*WHAT IS BEING ASKED*.
The entries are to be returned exactly, with images left out.

*RECORDED DATA*.
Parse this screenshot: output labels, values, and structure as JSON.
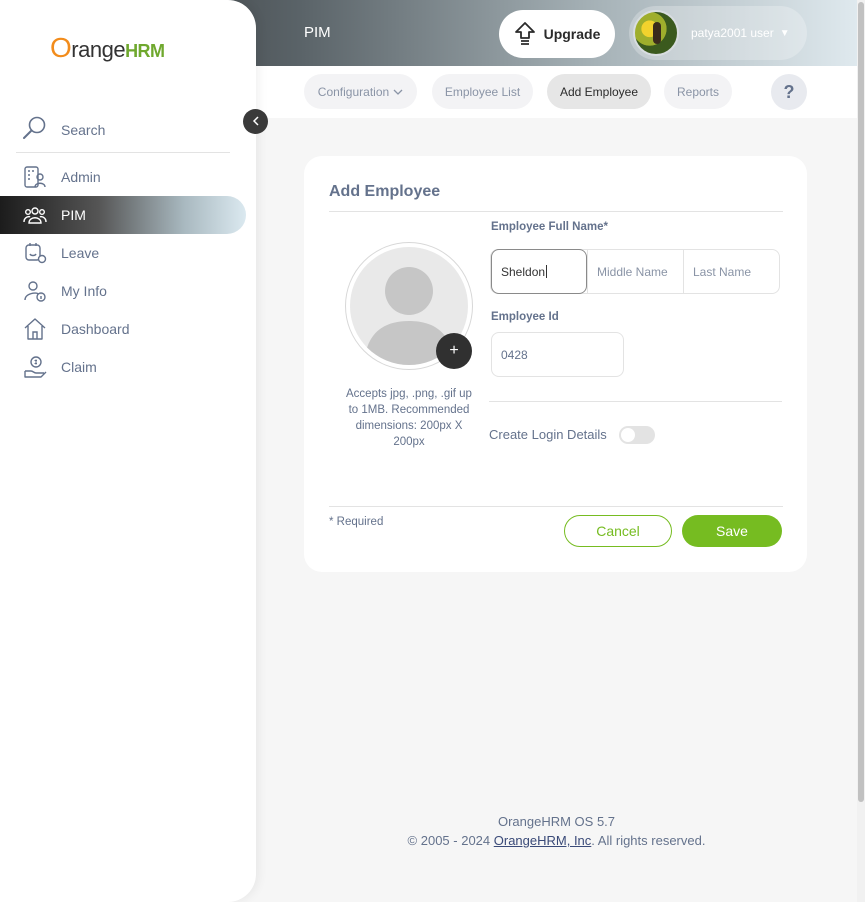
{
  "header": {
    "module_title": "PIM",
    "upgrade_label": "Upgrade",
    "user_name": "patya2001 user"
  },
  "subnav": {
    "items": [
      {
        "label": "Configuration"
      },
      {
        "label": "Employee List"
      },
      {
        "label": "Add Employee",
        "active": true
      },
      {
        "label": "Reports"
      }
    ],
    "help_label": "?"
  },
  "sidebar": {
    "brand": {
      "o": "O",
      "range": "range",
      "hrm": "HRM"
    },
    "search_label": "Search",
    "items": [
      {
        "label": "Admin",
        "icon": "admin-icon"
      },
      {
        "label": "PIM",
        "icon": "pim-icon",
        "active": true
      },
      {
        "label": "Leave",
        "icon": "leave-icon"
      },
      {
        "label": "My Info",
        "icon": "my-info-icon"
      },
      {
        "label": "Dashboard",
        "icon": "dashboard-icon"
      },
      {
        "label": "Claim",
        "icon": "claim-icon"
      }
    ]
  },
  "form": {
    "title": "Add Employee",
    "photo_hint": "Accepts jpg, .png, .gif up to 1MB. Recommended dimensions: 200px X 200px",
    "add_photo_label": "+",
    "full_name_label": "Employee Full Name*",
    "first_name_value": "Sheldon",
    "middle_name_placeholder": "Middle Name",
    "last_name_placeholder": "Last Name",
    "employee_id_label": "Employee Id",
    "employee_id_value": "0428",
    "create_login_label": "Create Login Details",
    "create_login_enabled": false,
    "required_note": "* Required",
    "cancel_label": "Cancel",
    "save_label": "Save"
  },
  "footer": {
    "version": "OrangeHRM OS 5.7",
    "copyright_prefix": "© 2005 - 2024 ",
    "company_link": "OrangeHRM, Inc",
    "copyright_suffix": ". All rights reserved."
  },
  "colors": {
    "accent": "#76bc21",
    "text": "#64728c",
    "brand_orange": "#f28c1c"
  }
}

*SOLUTION FOR THIS TASK*.
Parse this screenshot: output labels, values, and structure as JSON.
{
  "header": {
    "module_title": "PIM",
    "upgrade_label": "Upgrade",
    "user_name": "patya2001 user"
  },
  "subnav": {
    "items": [
      {
        "label": "Configuration"
      },
      {
        "label": "Employee List"
      },
      {
        "label": "Add Employee",
        "active": true
      },
      {
        "label": "Reports"
      }
    ],
    "help_label": "?"
  },
  "sidebar": {
    "brand": {
      "o": "O",
      "range": "range",
      "hrm": "HRM"
    },
    "search_label": "Search",
    "items": [
      {
        "label": "Admin",
        "icon": "admin-icon"
      },
      {
        "label": "PIM",
        "icon": "pim-icon",
        "active": true
      },
      {
        "label": "Leave",
        "icon": "leave-icon"
      },
      {
        "label": "My Info",
        "icon": "my-info-icon"
      },
      {
        "label": "Dashboard",
        "icon": "dashboard-icon"
      },
      {
        "label": "Claim",
        "icon": "claim-icon"
      }
    ]
  },
  "form": {
    "title": "Add Employee",
    "photo_hint": "Accepts jpg, .png, .gif up to 1MB. Recommended dimensions: 200px X 200px",
    "add_photo_label": "+",
    "full_name_label": "Employee Full Name*",
    "first_name_value": "Sheldon",
    "middle_name_placeholder": "Middle Name",
    "last_name_placeholder": "Last Name",
    "employee_id_label": "Employee Id",
    "employee_id_value": "0428",
    "create_login_label": "Create Login Details",
    "create_login_enabled": false,
    "required_note": "* Required",
    "cancel_label": "Cancel",
    "save_label": "Save"
  },
  "footer": {
    "version": "OrangeHRM OS 5.7",
    "copyright_prefix": "© 2005 - 2024 ",
    "company_link": "OrangeHRM, Inc",
    "copyright_suffix": ". All rights reserved."
  },
  "colors": {
    "accent": "#76bc21",
    "text": "#64728c",
    "brand_orange": "#f28c1c"
  }
}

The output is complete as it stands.